STORED RECORDS:
<<<<
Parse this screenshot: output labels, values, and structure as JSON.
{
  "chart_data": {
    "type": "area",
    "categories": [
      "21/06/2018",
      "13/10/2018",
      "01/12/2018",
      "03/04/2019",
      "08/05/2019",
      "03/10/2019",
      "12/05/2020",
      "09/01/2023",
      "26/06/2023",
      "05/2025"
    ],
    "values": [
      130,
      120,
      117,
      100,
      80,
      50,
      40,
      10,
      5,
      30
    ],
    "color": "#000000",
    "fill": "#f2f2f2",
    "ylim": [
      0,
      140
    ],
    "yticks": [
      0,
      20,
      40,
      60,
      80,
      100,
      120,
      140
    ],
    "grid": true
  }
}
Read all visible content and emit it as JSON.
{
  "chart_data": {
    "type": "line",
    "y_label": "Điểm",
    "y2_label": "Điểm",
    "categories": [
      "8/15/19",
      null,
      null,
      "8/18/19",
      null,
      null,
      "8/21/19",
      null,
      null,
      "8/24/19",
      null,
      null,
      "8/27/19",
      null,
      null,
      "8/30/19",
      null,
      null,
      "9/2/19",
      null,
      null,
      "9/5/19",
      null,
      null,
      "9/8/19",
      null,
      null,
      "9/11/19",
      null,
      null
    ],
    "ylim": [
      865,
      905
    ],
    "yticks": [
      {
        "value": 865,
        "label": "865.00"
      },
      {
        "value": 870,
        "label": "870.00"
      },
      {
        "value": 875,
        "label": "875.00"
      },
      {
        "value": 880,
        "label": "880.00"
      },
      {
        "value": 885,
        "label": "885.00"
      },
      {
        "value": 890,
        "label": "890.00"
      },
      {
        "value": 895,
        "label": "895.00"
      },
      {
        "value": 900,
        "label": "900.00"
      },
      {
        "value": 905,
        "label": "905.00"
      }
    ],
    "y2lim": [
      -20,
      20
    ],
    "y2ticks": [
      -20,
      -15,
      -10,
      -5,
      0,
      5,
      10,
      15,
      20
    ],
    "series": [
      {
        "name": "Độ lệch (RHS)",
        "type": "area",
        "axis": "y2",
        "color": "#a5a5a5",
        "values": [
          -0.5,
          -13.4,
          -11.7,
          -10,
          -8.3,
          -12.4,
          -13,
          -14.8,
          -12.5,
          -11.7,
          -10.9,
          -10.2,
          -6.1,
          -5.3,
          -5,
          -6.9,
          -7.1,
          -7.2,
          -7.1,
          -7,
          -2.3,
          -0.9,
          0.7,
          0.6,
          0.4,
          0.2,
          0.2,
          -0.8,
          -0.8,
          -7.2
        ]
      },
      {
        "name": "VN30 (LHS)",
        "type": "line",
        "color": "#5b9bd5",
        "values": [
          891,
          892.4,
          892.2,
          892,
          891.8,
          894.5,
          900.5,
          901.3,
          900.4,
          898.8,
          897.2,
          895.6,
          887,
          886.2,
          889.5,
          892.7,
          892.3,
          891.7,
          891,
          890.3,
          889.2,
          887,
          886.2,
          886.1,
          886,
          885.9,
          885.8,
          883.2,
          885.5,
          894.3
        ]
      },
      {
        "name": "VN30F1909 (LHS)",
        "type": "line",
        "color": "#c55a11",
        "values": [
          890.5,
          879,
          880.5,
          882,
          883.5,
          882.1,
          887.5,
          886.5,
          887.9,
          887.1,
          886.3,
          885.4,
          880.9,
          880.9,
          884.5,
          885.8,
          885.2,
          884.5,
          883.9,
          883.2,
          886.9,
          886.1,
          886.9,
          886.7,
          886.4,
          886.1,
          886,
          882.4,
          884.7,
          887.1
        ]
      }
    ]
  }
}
>>>>
WHAT THE TASK ASKS:
Your task is to extract all of the records exactly.

OUTPUT OF THE TASK:
Parse this screenshot: output labels, values, and structure as JSON.
{
  "chart_data": {
    "type": "area",
    "categories": [
      "21/06/2018",
      "13/10/2018",
      "01/12/2018",
      "03/04/2019",
      "08/05/2019",
      "03/10/2019",
      "12/05/2020",
      "09/01/2023",
      "26/06/2023",
      "05/2025"
    ],
    "values": [
      130,
      120,
      117,
      100,
      80,
      50,
      40,
      10,
      5,
      30
    ],
    "color": "#000000",
    "fill": "#f2f2f2",
    "ylim": [
      0,
      140
    ],
    "yticks": [
      0,
      20,
      40,
      60,
      80,
      100,
      120,
      140
    ],
    "grid": true
  }
}
Read all visible content and emit it as JSON.
{
  "chart_data": {
    "type": "line",
    "y_label": "Điểm",
    "y2_label": "Điểm",
    "categories": [
      "8/15/19",
      null,
      null,
      "8/18/19",
      null,
      null,
      "8/21/19",
      null,
      null,
      "8/24/19",
      null,
      null,
      "8/27/19",
      null,
      null,
      "8/30/19",
      null,
      null,
      "9/2/19",
      null,
      null,
      "9/5/19",
      null,
      null,
      "9/8/19",
      null,
      null,
      "9/11/19",
      null,
      null
    ],
    "ylim": [
      865,
      905
    ],
    "yticks": [
      {
        "value": 865,
        "label": "865.00"
      },
      {
        "value": 870,
        "label": "870.00"
      },
      {
        "value": 875,
        "label": "875.00"
      },
      {
        "value": 880,
        "label": "880.00"
      },
      {
        "value": 885,
        "label": "885.00"
      },
      {
        "value": 890,
        "label": "890.00"
      },
      {
        "value": 895,
        "label": "895.00"
      },
      {
        "value": 900,
        "label": "900.00"
      },
      {
        "value": 905,
        "label": "905.00"
      }
    ],
    "y2lim": [
      -20,
      20
    ],
    "y2ticks": [
      -20,
      -15,
      -10,
      -5,
      0,
      5,
      10,
      15,
      20
    ],
    "series": [
      {
        "name": "Độ lệch (RHS)",
        "type": "area",
        "axis": "y2",
        "color": "#a5a5a5",
        "values": [
          -0.5,
          -13.4,
          -11.7,
          -10,
          -8.3,
          -12.4,
          -13,
          -14.8,
          -12.5,
          -11.7,
          -10.9,
          -10.2,
          -6.1,
          -5.3,
          -5,
          -6.9,
          -7.1,
          -7.2,
          -7.1,
          -7,
          -2.3,
          -0.9,
          0.7,
          0.6,
          0.4,
          0.2,
          0.2,
          -0.8,
          -0.8,
          -7.2
        ]
      },
      {
        "name": "VN30 (LHS)",
        "type": "line",
        "color": "#5b9bd5",
        "values": [
          891,
          892.4,
          892.2,
          892,
          891.8,
          894.5,
          900.5,
          901.3,
          900.4,
          898.8,
          897.2,
          895.6,
          887,
          886.2,
          889.5,
          892.7,
          892.3,
          891.7,
          891,
          890.3,
          889.2,
          887,
          886.2,
          886.1,
          886,
          885.9,
          885.8,
          883.2,
          885.5,
          894.3
        ]
      },
      {
        "name": "VN30F1909 (LHS)",
        "type": "line",
        "color": "#c55a11",
        "values": [
          890.5,
          879,
          880.5,
          882,
          883.5,
          882.1,
          887.5,
          886.5,
          887.9,
          887.1,
          886.3,
          885.4,
          880.9,
          880.9,
          884.5,
          885.8,
          885.2,
          884.5,
          883.9,
          883.2,
          886.9,
          886.1,
          886.9,
          886.7,
          886.4,
          886.1,
          886,
          882.4,
          884.7,
          887.1
        ]
      }
    ]
  }
}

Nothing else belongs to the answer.